EXERCISE BRIEF — Transcribe the entries character for character, from their first line through the line containing "language-dropdown[interactable]: Türkçe bbox=[252, 33, 435, 71]", including both of those lines.

ROWS —

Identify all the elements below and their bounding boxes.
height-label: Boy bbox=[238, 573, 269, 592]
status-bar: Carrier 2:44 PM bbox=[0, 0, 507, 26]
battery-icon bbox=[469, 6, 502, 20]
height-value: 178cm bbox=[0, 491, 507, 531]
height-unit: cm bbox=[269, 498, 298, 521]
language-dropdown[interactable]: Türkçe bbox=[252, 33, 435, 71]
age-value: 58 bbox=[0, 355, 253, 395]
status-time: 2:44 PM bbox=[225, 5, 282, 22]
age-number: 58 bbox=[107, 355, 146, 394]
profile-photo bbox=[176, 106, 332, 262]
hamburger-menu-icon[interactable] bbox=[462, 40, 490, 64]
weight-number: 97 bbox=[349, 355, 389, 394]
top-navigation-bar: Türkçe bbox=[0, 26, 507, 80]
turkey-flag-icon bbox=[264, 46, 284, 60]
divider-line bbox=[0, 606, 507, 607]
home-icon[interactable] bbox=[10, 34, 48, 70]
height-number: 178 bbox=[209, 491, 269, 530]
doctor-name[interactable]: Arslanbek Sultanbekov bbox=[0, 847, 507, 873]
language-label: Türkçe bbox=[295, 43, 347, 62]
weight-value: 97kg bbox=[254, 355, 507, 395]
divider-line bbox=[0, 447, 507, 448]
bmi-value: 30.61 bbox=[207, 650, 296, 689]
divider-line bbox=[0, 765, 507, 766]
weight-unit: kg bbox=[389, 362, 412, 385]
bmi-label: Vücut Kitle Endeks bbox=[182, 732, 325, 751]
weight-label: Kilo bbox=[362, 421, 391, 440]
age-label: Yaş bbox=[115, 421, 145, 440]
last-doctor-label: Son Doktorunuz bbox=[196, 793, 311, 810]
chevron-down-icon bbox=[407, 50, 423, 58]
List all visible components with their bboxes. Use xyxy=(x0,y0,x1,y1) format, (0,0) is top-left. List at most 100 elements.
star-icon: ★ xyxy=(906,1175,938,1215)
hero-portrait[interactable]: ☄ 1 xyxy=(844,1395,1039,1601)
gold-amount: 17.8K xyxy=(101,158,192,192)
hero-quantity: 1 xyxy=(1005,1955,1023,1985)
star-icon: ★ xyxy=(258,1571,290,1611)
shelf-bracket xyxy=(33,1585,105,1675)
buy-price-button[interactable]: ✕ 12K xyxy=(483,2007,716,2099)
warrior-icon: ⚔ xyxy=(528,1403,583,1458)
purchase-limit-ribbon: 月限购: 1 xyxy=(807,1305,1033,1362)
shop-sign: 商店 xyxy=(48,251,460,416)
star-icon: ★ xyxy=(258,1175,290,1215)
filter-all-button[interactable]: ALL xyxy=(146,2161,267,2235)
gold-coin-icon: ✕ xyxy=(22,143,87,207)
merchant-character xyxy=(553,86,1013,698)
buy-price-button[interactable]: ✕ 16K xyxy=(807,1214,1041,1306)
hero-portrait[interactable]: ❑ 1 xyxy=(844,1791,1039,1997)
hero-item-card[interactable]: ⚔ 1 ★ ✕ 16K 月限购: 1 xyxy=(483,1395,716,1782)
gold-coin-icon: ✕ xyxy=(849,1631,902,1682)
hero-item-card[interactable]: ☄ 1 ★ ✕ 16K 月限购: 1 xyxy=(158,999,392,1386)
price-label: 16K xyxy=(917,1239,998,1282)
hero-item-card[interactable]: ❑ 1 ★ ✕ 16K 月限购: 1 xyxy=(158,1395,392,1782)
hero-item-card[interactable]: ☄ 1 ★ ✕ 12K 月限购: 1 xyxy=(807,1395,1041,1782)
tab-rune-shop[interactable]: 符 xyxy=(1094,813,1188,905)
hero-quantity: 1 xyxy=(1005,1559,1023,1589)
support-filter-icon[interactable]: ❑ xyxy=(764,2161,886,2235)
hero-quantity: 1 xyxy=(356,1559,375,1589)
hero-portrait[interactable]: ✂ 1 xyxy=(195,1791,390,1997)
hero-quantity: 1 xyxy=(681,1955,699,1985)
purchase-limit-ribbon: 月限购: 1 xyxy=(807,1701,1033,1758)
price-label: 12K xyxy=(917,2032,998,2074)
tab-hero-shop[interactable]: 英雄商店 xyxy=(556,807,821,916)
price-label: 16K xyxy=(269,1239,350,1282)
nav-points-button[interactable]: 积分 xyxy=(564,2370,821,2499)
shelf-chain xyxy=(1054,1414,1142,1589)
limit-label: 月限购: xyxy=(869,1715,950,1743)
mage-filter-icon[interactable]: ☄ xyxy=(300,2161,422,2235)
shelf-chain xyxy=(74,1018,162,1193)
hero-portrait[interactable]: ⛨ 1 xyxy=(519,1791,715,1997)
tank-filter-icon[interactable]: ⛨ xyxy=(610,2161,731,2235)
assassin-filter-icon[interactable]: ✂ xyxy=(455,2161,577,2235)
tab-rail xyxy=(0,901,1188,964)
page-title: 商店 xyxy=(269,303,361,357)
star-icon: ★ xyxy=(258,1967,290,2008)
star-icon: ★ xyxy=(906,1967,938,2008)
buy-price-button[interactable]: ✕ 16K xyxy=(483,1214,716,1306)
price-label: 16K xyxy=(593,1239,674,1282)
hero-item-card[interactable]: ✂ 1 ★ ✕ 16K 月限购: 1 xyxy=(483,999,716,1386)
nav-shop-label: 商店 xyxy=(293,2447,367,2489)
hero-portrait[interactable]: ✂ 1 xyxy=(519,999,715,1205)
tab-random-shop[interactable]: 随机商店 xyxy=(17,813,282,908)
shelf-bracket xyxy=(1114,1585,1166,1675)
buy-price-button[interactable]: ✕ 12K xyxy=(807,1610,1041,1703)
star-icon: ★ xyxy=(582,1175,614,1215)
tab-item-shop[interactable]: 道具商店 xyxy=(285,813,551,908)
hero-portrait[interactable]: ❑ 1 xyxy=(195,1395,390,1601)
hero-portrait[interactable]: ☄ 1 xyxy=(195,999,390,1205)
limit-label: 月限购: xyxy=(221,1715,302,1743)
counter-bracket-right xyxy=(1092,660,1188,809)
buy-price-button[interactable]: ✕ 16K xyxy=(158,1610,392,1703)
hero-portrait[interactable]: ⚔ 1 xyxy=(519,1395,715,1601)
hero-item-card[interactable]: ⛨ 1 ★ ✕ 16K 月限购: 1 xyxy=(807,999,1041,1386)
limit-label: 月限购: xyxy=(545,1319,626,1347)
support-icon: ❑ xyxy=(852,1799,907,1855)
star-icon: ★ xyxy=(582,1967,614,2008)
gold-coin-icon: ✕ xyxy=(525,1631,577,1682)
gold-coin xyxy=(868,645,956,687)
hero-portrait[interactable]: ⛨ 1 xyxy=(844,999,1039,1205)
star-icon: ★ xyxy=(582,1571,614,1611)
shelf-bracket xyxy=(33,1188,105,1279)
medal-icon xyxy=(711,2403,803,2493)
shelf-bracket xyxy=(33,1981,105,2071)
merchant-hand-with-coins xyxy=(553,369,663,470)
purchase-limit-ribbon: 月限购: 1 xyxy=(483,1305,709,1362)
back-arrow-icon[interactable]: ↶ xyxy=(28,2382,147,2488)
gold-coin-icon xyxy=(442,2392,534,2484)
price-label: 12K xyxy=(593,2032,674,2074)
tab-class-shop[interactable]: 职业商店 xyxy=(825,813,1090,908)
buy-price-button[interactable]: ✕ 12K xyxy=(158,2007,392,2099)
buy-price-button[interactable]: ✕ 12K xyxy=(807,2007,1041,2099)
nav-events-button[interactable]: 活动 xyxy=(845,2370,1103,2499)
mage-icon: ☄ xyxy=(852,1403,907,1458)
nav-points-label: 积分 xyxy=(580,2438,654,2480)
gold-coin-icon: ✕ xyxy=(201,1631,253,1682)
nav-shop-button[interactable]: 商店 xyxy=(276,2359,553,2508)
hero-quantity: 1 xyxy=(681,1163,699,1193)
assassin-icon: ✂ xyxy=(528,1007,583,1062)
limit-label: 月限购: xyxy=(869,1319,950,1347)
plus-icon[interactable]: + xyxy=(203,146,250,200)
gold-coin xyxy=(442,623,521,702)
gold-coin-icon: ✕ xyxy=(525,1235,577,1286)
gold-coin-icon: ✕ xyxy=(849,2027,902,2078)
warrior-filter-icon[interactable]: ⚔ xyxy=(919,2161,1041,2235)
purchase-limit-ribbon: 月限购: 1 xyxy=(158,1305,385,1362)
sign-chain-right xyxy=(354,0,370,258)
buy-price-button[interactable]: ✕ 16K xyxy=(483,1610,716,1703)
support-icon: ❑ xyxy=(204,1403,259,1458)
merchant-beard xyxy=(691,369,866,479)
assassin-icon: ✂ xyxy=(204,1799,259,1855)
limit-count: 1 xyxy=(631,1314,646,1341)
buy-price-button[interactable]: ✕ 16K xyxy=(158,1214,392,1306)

FULL ANSWER —
Identify all the elements below and their bounding boxes.
height-label: Boy bbox=[238, 573, 269, 592]
status-bar: Carrier 2:44 PM bbox=[0, 0, 507, 26]
battery-icon bbox=[469, 6, 502, 20]
height-value: 178cm bbox=[0, 491, 507, 531]
height-unit: cm bbox=[269, 498, 298, 521]
language-dropdown[interactable]: Türkçe bbox=[252, 33, 435, 71]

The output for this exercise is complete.